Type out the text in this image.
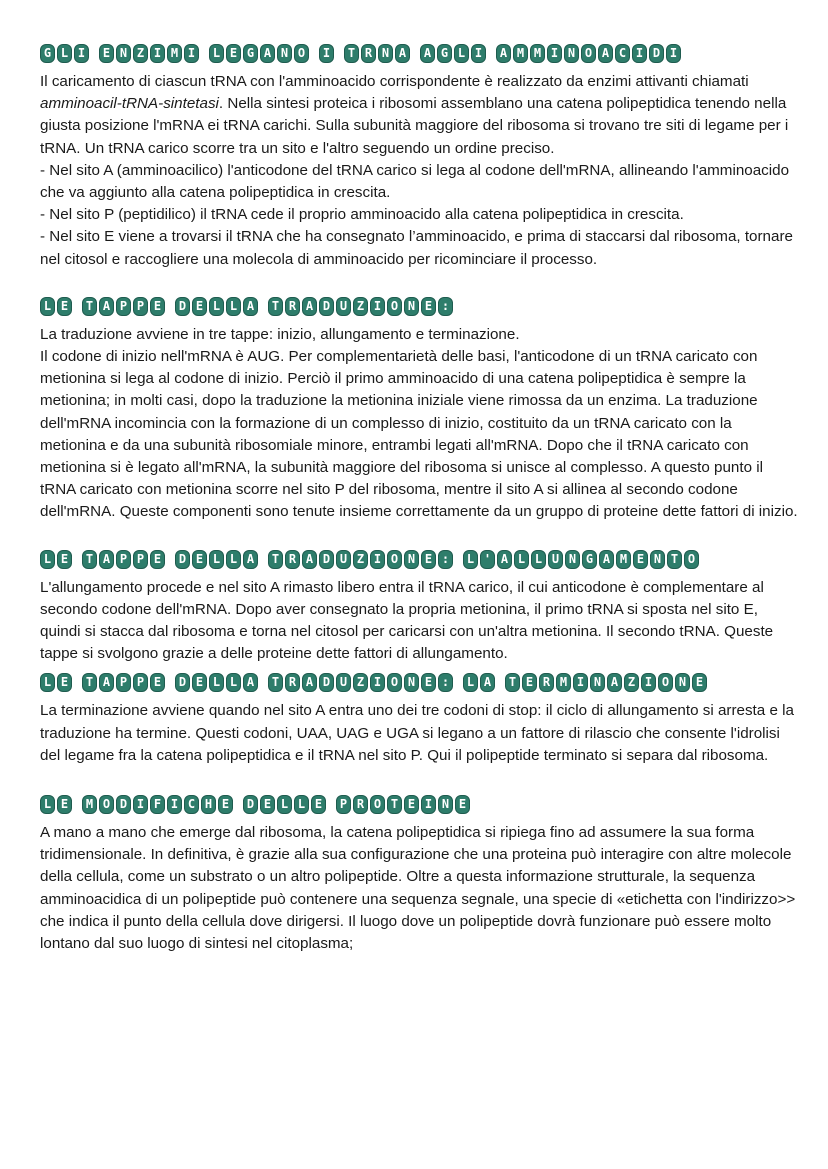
G L I	E N Z I M I	L E G A N O	I	T R N A	A G L I	A M M I N O A C I D I

Il caricamento di ciascun tRNA con l'amminoacido corrispondente è realizzato da enzimi attivanti chiamati amminoacil-tRNA-sintetasi. Nella sintesi proteica i ribosomi assemblano una catena polipeptidica tenendo nella giusta posizione l'mRNA ei tRNA carichi. Sulla subunità maggiore del ribosoma si trovano tre siti di legame per i tRNA. Un tRNA carico scorre tra un sito e l'altro seguendo un ordine preciso.

- Nel sito A (amminoacilico) l'anticodone del tRNA carico si lega al codone dell'mRNA, allineando l'amminoacido che va aggiunto alla catena polipeptidica in crescita.

- Nel sito P (peptidilico) il tRNA cede il proprio amminoacido alla catena polipeptidica in crescita.

- Nel sito E viene a trovarsi il tRNA che ha consegnato l’amminoacido, e prima di staccarsi dal ribosoma, tornare nel citosol e raccogliere una molecola di amminoacido per ricominciare il processo.

L E	T A P P E	D E L L A	T R A D U Z I O N E :

La traduzione avviene in tre tappe: inizio, allungamento e terminazione.

Il codone di inizio nell'mRNA è AUG. Per complementarietà delle basi, l'anticodone di un tRNA caricato con metionina si lega al codone di inizio. Perciò il primo amminoacido di una catena polipeptidica è sempre la metionina; in molti casi, dopo la traduzione la metionina iniziale viene rimossa da un enzima. La traduzione dell'mRNA incomincia con la formazione di un complesso di inizio, costituito da un tRNA caricato con la metionina e da una subunità ribosomiale minore, entrambi legati all'mRNA. Dopo che il tRNA caricato con metionina si è legato all'mRNA, la subunità maggiore del ribosoma si unisce al complesso. A questo punto il tRNA caricato con metionina scorre nel sito P del ribosoma, mentre il sito A si allinea al secondo codone dell'mRNA. Queste componenti sono tenute insieme correttamente da un gruppo di proteine dette fattori di inizio.

L E	T A P P E	D E L L A	T R A D U Z I O N E :	L ' A L L U N G A M E N T O

L'allungamento procede e nel sito A rimasto libero entra il tRNA carico, il cui anticodone è complementare al secondo codone dell'mRNA. Dopo aver consegnato la propria metionina, il primo tRNA si sposta nel sito E, quindi si stacca dal ribosoma e torna nel citosol per caricarsi con un'altra metionina. Il secondo tRNA. Queste tappe si svolgono grazie a delle proteine dette fattori di allungamento.

L E	T A P P E	D E L L A	T R A D U Z I O N E :	L A	T E R M I N A Z I O N E

La terminazione avviene quando nel sito A entra uno dei tre codoni di stop: il ciclo di allungamento si arresta e la traduzione ha termine. Questi codoni, UAA, UAG e UGA si legano a un fattore di rilascio che consente l'idrolisi del legame fra la catena polipeptidica e il tRNA nel sito P. Qui il polipeptide terminato si separa dal ribosoma.

L E	M O D I F I C H E	D E L L E	P R O T E I N E

A mano a mano che emerge dal ribosoma, la catena polipeptidica si ripiega fino ad assumere la sua forma tridimensionale. In definitiva, è grazie alla sua configurazione che una proteina può interagire con altre molecole della cellula, come un substrato o un altro polipeptide. Oltre a questa informazione strutturale, la sequenza amminoacidica di un polipeptide può contenere una sequenza segnale, una specie di «etichetta con l'indirizzo>> che indica il punto della cellula dove dirigersi. Il luogo dove un polipeptide dovrà funzionare può essere molto lontano dal suo luogo di sintesi nel citoplasma;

PROBLEM DETAILS. An exact copy of all the records is required, with the pictures omitted.

WRITTEN ANSWER.
Type out the text in this image.
G L I	E N Z I M I	L E G A N O	I	T R N A	A G L I	A M M I N O A C I D I

Il caricamento di ciascun tRNA con l'amminoacido corrispondente è realizzato da enzimi attivanti chiamati amminoacil-tRNA-sintetasi. Nella sintesi proteica i ribosomi assemblano una catena polipeptidica tenendo nella giusta posizione l'mRNA ei tRNA carichi. Sulla subunità maggiore del ribosoma si trovano tre siti di legame per i tRNA. Un tRNA carico scorre tra un sito e l'altro seguendo un ordine preciso.

- Nel sito A (amminoacilico) l'anticodone del tRNA carico si lega al codone dell'mRNA, allineando l'amminoacido che va aggiunto alla catena polipeptidica in crescita.

- Nel sito P (peptidilico) il tRNA cede il proprio amminoacido alla catena polipeptidica in crescita.

- Nel sito E viene a trovarsi il tRNA che ha consegnato l’amminoacido, e prima di staccarsi dal ribosoma, tornare nel citosol e raccogliere una molecola di amminoacido per ricominciare il processo.

L E	T A P P E	D E L L A	T R A D U Z I O N E :

La traduzione avviene in tre tappe: inizio, allungamento e terminazione.

Il codone di inizio nell'mRNA è AUG. Per complementarietà delle basi, l'anticodone di un tRNA caricato con metionina si lega al codone di inizio. Perciò il primo amminoacido di una catena polipeptidica è sempre la metionina; in molti casi, dopo la traduzione la metionina iniziale viene rimossa da un enzima. La traduzione dell'mRNA incomincia con la formazione di un complesso di inizio, costituito da un tRNA caricato con la metionina e da una subunità ribosomiale minore, entrambi legati all'mRNA. Dopo che il tRNA caricato con metionina si è legato all'mRNA, la subunità maggiore del ribosoma si unisce al complesso. A questo punto il tRNA caricato con metionina scorre nel sito P del ribosoma, mentre il sito A si allinea al secondo codone dell'mRNA. Queste componenti sono tenute insieme correttamente da un gruppo di proteine dette fattori di inizio.

L E	T A P P E	D E L L A	T R A D U Z I O N E :	L ' A L L U N G A M E N T O

L'allungamento procede e nel sito A rimasto libero entra il tRNA carico, il cui anticodone è complementare al secondo codone dell'mRNA. Dopo aver consegnato la propria metionina, il primo tRNA si sposta nel sito E, quindi si stacca dal ribosoma e torna nel citosol per caricarsi con un'altra metionina. Il secondo tRNA. Queste tappe si svolgono grazie a delle proteine dette fattori di allungamento.

L E	T A P P E	D E L L A	T R A D U Z I O N E :	L A	T E R M I N A Z I O N E

La terminazione avviene quando nel sito A entra uno dei tre codoni di stop: il ciclo di allungamento si arresta e la traduzione ha termine. Questi codoni, UAA, UAG e UGA si legano a un fattore di rilascio che consente l'idrolisi del legame fra la catena polipeptidica e il tRNA nel sito P. Qui il polipeptide terminato si separa dal ribosoma.

L E	M O D I F I C H E	D E L L E	P R O T E I N E

A mano a mano che emerge dal ribosoma, la catena polipeptidica si ripiega fino ad assumere la sua forma tridimensionale. In definitiva, è grazie alla sua configurazione che una proteina può interagire con altre molecole della cellula, come un substrato o un altro polipeptide. Oltre a questa informazione strutturale, la sequenza amminoacidica di un polipeptide può contenere una sequenza segnale, una specie di «etichetta con l'indirizzo>> che indica il punto della cellula dove dirigersi. Il luogo dove un polipeptide dovrà funzionare può essere molto lontano dal suo luogo di sintesi nel citoplasma;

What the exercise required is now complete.